_Goal_:
Copy word for word the listing below, from its first line through the line that contains "type-tool[interactable] bbox=[2, 354, 26, 371]", both ends included.

_Material shown_:
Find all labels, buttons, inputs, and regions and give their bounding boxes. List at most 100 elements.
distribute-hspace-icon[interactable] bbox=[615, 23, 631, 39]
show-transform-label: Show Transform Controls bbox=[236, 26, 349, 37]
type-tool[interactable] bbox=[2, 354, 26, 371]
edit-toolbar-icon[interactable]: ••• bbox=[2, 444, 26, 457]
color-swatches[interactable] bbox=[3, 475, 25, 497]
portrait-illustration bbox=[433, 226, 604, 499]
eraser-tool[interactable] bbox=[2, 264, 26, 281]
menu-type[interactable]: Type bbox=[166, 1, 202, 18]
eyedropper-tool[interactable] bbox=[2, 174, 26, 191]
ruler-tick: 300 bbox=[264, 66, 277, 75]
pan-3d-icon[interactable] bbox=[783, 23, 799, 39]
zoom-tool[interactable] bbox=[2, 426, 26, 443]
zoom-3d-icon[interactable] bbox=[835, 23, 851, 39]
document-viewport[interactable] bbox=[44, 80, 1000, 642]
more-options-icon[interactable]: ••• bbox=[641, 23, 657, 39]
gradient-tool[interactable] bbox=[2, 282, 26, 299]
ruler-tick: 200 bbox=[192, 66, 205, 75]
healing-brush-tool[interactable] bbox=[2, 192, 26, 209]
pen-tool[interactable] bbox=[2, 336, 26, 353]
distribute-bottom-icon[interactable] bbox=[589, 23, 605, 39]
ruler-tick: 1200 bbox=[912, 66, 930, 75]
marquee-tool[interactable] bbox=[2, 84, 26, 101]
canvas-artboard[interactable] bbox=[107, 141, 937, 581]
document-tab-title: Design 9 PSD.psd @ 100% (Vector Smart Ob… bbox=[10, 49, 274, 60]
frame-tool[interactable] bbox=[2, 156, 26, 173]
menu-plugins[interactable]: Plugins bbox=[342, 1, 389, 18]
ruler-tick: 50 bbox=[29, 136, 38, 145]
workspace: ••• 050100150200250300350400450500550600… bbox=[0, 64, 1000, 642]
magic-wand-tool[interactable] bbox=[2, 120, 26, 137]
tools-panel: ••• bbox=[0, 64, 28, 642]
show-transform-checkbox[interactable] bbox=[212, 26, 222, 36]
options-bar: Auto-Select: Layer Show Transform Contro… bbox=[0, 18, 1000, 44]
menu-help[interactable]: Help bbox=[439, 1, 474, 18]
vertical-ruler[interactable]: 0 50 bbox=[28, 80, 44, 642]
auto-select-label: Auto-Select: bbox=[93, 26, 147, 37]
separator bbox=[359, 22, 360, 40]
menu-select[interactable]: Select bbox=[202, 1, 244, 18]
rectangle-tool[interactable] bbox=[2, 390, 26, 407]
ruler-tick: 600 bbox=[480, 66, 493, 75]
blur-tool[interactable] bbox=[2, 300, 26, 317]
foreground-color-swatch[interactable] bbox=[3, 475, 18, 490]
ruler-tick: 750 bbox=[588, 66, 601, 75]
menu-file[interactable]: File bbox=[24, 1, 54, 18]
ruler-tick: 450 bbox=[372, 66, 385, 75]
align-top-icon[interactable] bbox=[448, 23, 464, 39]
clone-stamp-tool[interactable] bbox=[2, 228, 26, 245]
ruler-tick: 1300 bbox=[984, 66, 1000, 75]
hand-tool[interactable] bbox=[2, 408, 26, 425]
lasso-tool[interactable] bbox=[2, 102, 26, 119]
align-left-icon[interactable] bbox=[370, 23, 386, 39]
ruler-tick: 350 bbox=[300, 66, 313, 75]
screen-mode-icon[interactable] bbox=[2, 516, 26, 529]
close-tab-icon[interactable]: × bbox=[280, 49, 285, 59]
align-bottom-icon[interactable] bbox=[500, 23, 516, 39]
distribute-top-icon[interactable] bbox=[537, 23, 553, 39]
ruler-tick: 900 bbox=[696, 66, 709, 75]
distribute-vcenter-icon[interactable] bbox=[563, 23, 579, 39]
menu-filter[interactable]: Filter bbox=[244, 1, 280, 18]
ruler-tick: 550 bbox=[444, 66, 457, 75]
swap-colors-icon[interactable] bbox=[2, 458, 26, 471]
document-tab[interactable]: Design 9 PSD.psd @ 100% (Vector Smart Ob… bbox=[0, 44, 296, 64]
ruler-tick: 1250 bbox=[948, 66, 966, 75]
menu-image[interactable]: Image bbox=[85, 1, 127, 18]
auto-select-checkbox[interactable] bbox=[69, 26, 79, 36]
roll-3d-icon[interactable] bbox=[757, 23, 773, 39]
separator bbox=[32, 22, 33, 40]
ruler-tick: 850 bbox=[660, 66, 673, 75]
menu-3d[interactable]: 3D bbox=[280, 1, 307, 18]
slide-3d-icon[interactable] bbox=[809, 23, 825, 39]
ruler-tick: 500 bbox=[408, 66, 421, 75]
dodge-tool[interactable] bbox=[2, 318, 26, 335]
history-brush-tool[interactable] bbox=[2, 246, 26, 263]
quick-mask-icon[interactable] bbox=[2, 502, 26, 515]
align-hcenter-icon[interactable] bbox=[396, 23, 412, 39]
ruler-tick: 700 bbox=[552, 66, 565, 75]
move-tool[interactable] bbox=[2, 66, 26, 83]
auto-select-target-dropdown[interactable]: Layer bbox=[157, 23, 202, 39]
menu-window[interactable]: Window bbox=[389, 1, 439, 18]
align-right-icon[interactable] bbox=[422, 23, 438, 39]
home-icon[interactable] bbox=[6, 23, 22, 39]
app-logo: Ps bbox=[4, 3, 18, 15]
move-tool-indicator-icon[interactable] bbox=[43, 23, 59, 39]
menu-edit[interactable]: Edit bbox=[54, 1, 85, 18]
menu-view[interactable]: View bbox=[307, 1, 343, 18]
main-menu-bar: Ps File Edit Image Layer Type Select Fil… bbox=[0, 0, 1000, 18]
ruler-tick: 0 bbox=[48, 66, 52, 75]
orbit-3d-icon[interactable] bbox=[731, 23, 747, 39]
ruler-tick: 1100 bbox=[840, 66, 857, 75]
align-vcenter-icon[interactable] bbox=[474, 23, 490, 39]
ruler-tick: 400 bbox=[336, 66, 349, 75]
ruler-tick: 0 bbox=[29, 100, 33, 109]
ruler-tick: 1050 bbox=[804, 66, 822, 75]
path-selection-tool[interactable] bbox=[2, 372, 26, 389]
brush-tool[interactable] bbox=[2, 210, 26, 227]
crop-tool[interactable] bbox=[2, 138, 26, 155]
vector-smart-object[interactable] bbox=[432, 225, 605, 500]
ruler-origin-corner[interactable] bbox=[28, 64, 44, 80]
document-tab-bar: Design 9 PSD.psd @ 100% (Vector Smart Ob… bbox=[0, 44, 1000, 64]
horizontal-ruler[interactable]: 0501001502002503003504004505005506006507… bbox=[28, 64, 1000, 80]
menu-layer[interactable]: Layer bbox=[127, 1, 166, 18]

_Output of the task_:
Find all labels, buttons, inputs, and regions and give their bounding boxes. List at most 100 elements.
distribute-hspace-icon[interactable] bbox=[615, 23, 631, 39]
show-transform-label: Show Transform Controls bbox=[236, 26, 349, 37]
type-tool[interactable] bbox=[2, 354, 26, 371]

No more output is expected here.